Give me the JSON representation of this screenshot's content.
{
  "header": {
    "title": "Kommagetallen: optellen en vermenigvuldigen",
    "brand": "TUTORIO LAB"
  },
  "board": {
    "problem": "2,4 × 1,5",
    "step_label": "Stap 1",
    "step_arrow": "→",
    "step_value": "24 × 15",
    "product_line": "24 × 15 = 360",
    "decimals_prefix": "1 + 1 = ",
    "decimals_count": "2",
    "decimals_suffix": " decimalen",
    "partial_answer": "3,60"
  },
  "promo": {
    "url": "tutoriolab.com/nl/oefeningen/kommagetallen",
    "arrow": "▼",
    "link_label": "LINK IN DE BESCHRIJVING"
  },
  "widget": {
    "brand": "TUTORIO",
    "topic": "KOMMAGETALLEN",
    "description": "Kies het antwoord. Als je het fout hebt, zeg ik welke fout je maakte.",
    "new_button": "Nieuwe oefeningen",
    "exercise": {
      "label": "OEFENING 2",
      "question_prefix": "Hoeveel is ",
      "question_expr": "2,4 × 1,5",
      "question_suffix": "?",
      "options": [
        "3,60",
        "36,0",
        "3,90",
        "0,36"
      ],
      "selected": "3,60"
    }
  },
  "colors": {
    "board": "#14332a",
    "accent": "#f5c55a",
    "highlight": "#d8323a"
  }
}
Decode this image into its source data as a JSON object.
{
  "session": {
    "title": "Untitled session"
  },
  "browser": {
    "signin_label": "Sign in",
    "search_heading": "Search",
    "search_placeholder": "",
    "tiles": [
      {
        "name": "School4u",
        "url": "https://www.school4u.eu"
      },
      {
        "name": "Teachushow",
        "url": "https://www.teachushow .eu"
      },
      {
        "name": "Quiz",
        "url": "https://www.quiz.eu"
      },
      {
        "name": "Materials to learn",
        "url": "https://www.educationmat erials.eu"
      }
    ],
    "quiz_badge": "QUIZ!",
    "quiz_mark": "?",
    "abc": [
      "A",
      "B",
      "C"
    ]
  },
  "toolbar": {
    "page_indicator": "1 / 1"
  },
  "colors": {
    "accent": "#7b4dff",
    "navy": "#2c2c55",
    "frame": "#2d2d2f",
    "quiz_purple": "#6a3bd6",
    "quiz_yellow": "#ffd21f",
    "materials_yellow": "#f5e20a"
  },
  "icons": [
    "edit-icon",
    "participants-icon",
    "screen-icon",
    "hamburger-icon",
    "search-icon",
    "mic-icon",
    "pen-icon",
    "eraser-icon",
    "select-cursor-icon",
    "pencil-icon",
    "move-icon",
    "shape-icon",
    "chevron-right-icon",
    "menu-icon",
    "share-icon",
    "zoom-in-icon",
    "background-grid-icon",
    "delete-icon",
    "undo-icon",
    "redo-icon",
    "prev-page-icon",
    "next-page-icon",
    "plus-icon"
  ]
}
-.-.-
- Task prompt -
Please reproduce each line exactly as written.

- Answer below -
Give me the JSON representation of this screenshot's content.
{
  "header": {
    "title": "Kommagetallen: optellen en vermenigvuldigen",
    "brand": "TUTORIO LAB"
  },
  "board": {
    "problem": "2,4 × 1,5",
    "step_label": "Stap 1",
    "step_arrow": "→",
    "step_value": "24 × 15",
    "product_line": "24 × 15 = 360",
    "decimals_prefix": "1 + 1 = ",
    "decimals_count": "2",
    "decimals_suffix": " decimalen",
    "partial_answer": "3,60"
  },
  "promo": {
    "url": "tutoriolab.com/nl/oefeningen/kommagetallen",
    "arrow": "▼",
    "link_label": "LINK IN DE BESCHRIJVING"
  },
  "widget": {
    "brand": "TUTORIO",
    "topic": "KOMMAGETALLEN",
    "description": "Kies het antwoord. Als je het fout hebt, zeg ik welke fout je maakte.",
    "new_button": "Nieuwe oefeningen",
    "exercise": {
      "label": "OEFENING 2",
      "question_prefix": "Hoeveel is ",
      "question_expr": "2,4 × 1,5",
      "question_suffix": "?",
      "options": [
        "3,60",
        "36,0",
        "3,90",
        "0,36"
      ],
      "selected": "3,60"
    }
  },
  "colors": {
    "board": "#14332a",
    "accent": "#f5c55a",
    "highlight": "#d8323a"
  }
}
Decode this image into its source data as a JSON object.
{
  "session": {
    "title": "Untitled session"
  },
  "browser": {
    "signin_label": "Sign in",
    "search_heading": "Search",
    "search_placeholder": "",
    "tiles": [
      {
        "name": "School4u",
        "url": "https://www.school4u.eu"
      },
      {
        "name": "Teachushow",
        "url": "https://www.teachushow .eu"
      },
      {
        "name": "Quiz",
        "url": "https://www.quiz.eu"
      },
      {
        "name": "Materials to learn",
        "url": "https://www.educationmat erials.eu"
      }
    ],
    "quiz_badge": "QUIZ!",
    "quiz_mark": "?",
    "abc": [
      "A",
      "B",
      "C"
    ]
  },
  "toolbar": {
    "page_indicator": "1 / 1"
  },
  "colors": {
    "accent": "#7b4dff",
    "navy": "#2c2c55",
    "frame": "#2d2d2f",
    "quiz_purple": "#6a3bd6",
    "quiz_yellow": "#ffd21f",
    "materials_yellow": "#f5e20a"
  },
  "icons": [
    "edit-icon",
    "participants-icon",
    "screen-icon",
    "hamburger-icon",
    "search-icon",
    "mic-icon",
    "pen-icon",
    "eraser-icon",
    "select-cursor-icon",
    "pencil-icon",
    "move-icon",
    "shape-icon",
    "chevron-right-icon",
    "menu-icon",
    "share-icon",
    "zoom-in-icon",
    "background-grid-icon",
    "delete-icon",
    "undo-icon",
    "redo-icon",
    "prev-page-icon",
    "next-page-icon",
    "plus-icon"
  ]
}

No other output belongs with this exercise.